__What the task requires__:
Please pull out every line that includes the string "GROVE".

__Supplied records__:
%%
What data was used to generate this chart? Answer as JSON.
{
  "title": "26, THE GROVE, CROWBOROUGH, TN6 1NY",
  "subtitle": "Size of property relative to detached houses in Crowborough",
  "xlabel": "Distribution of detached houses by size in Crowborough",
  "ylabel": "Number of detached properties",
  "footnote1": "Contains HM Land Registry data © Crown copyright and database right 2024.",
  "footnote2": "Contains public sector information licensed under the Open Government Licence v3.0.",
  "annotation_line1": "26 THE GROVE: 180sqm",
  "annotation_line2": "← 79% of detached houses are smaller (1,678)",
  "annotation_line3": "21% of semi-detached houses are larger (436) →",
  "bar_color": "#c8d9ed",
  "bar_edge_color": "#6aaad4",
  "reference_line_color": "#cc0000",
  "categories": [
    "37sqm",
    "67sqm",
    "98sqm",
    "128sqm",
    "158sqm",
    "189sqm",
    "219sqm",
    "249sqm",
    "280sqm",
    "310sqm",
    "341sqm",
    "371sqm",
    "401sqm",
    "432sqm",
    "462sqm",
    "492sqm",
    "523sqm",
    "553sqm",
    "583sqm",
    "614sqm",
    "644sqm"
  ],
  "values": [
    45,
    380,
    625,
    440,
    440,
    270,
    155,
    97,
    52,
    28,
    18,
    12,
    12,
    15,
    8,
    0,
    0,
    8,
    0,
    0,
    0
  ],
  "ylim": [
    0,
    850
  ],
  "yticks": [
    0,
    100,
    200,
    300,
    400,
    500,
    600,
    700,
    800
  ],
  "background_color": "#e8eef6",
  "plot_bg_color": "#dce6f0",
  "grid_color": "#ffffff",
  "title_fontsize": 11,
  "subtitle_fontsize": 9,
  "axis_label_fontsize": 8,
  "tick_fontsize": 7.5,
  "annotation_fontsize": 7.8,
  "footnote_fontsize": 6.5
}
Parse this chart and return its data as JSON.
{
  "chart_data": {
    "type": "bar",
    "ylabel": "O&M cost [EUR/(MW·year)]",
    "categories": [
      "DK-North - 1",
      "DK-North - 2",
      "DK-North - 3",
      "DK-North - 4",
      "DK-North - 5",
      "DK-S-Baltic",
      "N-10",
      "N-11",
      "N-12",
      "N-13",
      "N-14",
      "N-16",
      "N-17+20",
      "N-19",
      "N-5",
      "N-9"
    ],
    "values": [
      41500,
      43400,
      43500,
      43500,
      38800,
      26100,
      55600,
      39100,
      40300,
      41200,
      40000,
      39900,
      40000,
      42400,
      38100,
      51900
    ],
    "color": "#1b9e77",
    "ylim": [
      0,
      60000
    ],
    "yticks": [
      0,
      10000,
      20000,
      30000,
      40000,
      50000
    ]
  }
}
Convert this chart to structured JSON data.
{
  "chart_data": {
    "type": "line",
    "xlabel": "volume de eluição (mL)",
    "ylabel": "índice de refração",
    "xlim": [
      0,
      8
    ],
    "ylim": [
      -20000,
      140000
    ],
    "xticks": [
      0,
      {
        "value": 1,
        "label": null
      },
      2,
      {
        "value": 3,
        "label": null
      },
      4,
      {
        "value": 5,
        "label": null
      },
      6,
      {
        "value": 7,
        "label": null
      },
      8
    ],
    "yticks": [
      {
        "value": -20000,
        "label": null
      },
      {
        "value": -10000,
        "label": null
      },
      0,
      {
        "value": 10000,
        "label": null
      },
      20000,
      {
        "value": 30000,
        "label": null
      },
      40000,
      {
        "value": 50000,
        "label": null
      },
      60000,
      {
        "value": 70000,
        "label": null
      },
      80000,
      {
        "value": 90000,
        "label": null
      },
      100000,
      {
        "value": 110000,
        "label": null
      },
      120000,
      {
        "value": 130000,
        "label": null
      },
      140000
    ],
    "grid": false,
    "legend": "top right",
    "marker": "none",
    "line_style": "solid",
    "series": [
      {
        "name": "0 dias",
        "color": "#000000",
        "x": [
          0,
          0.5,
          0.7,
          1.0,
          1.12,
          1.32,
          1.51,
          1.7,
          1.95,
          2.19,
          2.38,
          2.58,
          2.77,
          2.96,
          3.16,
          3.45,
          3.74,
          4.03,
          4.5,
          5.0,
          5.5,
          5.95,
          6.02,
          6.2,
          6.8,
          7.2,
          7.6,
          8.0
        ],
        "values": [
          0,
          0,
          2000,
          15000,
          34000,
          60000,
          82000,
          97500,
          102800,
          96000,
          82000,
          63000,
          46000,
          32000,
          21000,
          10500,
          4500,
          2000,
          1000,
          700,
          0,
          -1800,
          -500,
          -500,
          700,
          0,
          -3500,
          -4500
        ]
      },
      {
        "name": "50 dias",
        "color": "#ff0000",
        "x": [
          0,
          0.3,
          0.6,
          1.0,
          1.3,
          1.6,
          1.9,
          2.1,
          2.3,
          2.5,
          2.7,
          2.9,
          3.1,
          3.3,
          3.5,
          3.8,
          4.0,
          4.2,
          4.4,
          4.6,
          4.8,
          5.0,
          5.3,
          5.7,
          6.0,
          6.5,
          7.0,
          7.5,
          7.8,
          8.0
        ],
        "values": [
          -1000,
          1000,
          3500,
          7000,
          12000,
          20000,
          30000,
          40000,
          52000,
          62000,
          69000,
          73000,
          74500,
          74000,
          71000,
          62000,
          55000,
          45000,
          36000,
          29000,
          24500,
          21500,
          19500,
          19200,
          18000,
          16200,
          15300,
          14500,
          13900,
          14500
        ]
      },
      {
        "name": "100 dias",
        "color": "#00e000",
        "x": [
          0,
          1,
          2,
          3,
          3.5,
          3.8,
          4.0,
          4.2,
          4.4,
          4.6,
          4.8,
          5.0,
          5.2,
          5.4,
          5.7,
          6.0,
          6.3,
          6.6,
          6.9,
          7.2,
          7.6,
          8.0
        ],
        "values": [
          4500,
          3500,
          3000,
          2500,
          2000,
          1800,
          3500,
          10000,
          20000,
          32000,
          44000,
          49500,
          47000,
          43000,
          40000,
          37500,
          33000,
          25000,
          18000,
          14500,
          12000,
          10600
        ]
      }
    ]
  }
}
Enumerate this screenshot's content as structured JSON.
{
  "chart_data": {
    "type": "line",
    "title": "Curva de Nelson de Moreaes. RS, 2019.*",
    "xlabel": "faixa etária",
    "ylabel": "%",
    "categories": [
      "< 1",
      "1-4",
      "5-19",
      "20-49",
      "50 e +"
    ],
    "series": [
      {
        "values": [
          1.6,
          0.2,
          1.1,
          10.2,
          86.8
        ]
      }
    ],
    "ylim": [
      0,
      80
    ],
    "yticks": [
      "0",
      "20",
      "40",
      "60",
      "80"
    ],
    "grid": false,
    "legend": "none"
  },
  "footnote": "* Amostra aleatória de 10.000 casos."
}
%%
__Response for this exercise__:
  "title": "26, THE GROVE, CROWBOROUGH, TN6 1NY",
  "annotation_line1": "26 THE GROVE: 180sqm",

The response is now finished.